[Input]
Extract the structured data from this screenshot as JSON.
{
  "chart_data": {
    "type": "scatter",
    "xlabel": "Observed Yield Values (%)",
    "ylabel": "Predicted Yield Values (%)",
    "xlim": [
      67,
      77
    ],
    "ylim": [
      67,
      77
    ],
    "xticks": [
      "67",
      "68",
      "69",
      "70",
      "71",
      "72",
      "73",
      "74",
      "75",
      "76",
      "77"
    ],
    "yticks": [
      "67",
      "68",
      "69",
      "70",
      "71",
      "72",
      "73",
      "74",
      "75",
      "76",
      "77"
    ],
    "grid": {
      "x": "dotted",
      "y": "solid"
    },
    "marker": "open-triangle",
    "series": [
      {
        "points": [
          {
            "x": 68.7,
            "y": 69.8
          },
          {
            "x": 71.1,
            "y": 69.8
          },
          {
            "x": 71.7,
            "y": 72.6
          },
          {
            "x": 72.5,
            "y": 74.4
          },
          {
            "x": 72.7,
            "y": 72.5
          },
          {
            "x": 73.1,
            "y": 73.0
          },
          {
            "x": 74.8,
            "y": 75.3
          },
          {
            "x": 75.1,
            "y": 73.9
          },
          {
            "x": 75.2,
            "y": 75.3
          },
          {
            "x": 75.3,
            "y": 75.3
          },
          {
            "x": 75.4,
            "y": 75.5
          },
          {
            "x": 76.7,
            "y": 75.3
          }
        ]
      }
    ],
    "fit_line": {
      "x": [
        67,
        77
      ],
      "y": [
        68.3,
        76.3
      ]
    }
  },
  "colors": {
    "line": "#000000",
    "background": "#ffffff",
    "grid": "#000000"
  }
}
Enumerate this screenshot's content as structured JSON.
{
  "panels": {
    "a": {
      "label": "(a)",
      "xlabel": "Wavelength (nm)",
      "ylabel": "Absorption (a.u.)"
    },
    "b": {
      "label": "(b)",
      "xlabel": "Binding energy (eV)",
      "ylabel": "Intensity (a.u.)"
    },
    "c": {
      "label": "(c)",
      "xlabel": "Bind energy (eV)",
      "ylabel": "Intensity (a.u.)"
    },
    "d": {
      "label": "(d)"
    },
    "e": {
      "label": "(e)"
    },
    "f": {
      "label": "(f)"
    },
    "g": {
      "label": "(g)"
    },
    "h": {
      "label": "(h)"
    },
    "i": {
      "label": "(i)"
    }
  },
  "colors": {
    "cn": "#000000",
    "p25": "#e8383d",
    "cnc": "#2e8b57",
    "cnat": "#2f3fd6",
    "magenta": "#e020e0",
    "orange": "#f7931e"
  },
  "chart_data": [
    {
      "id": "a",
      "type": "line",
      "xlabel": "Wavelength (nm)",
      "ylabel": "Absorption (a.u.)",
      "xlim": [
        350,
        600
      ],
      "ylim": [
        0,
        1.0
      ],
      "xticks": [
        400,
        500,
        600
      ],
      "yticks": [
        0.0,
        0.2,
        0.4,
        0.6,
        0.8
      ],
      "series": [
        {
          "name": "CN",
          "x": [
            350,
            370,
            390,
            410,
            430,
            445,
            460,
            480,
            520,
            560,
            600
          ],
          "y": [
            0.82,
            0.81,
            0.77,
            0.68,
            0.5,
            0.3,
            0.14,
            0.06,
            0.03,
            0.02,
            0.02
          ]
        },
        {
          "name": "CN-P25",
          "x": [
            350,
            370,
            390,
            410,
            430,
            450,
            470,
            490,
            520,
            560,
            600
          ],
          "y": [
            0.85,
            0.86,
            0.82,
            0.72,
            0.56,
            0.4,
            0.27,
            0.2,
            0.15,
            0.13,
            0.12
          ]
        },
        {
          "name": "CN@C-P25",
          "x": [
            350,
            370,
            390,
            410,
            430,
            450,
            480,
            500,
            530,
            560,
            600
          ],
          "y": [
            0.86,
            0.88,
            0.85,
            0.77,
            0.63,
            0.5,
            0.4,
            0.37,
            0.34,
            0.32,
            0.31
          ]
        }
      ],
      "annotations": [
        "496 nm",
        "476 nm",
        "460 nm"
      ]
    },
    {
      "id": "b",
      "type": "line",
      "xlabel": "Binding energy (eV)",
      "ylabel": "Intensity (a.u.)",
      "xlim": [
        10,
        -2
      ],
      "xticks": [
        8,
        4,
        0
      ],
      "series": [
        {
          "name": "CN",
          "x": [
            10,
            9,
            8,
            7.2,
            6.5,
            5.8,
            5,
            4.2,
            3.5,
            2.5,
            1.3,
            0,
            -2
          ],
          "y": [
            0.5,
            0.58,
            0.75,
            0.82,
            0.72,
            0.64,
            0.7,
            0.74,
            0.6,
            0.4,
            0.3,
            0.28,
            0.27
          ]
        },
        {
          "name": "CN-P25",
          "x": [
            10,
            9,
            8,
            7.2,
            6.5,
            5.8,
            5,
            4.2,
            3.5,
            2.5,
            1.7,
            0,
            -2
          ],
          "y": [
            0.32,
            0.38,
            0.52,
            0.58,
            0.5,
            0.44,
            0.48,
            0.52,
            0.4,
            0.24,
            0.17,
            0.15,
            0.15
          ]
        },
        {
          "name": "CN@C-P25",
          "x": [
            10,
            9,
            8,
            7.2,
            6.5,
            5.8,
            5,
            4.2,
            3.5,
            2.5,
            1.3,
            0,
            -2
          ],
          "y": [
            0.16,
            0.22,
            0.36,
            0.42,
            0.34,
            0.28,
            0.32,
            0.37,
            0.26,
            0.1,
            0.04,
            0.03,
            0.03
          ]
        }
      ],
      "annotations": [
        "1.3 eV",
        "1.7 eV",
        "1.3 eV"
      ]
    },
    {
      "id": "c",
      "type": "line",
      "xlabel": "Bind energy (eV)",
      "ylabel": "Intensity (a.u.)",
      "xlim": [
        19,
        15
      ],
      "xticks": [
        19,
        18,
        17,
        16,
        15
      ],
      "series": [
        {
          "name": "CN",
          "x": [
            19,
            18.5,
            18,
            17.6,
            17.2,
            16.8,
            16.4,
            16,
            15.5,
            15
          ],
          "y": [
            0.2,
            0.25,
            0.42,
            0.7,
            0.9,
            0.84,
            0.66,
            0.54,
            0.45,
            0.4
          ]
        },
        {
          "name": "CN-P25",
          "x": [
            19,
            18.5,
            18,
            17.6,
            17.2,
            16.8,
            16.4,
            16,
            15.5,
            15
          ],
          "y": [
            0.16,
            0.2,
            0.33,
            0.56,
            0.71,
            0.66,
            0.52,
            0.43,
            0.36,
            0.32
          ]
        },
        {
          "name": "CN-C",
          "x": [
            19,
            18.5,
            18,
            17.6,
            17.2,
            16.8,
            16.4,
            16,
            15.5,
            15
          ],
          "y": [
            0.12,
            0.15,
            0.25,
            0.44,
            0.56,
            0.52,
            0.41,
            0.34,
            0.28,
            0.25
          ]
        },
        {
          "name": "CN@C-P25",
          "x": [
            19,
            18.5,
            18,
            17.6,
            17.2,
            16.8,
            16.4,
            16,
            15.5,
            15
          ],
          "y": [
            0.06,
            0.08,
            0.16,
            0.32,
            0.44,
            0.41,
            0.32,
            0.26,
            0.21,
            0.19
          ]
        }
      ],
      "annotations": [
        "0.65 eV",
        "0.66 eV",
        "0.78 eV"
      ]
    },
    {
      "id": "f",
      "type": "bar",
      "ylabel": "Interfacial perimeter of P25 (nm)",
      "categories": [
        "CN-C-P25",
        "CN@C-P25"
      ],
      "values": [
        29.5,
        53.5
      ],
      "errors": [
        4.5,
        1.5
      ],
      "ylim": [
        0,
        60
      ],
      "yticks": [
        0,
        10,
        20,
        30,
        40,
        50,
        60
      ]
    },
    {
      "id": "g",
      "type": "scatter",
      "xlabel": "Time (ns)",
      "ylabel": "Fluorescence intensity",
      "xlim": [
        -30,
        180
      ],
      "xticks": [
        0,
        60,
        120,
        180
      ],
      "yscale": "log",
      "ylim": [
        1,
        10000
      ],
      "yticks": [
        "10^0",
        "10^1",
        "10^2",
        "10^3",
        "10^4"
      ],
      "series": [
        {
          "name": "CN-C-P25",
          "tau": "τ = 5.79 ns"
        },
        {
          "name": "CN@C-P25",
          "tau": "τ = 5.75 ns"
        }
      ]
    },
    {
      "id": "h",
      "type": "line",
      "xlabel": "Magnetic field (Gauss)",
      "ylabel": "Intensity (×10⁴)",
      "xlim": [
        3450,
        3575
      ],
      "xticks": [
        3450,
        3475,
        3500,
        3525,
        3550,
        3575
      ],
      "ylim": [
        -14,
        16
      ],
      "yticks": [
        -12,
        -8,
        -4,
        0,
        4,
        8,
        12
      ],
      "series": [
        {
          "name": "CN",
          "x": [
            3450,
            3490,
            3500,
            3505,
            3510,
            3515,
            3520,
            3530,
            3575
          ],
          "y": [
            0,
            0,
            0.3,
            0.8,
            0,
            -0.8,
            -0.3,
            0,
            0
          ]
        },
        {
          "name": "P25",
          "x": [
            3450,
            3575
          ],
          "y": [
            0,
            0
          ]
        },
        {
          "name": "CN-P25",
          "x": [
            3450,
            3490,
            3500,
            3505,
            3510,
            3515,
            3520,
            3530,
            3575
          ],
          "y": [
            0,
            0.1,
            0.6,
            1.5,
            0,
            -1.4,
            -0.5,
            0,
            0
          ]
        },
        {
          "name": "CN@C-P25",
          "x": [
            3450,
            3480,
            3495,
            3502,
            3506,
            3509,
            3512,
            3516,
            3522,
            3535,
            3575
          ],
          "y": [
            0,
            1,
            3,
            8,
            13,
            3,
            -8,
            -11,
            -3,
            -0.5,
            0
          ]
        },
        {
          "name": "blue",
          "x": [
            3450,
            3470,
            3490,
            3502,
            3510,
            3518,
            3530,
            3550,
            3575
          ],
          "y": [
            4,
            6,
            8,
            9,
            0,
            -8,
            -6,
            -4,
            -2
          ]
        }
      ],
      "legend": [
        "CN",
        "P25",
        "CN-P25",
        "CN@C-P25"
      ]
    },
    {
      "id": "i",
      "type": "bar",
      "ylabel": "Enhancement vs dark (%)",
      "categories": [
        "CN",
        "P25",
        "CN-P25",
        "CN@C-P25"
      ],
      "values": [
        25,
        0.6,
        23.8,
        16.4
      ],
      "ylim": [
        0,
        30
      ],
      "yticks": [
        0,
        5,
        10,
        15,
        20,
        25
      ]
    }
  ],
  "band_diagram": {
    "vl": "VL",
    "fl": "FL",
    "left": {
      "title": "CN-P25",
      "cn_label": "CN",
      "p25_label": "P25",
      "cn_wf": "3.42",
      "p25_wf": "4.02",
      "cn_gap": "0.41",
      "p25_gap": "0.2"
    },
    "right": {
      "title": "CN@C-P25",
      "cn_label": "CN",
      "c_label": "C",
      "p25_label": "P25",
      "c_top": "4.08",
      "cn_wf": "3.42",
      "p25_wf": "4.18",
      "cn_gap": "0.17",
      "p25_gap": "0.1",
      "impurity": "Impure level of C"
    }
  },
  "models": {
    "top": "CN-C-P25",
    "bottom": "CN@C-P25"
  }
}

[Your goal] Show all lines from the listing above in which "Yield" appears.

[Written reply]
    "xlabel": "Observed Yield Values (%)",
    "ylabel": "Predicted Yield Values (%)",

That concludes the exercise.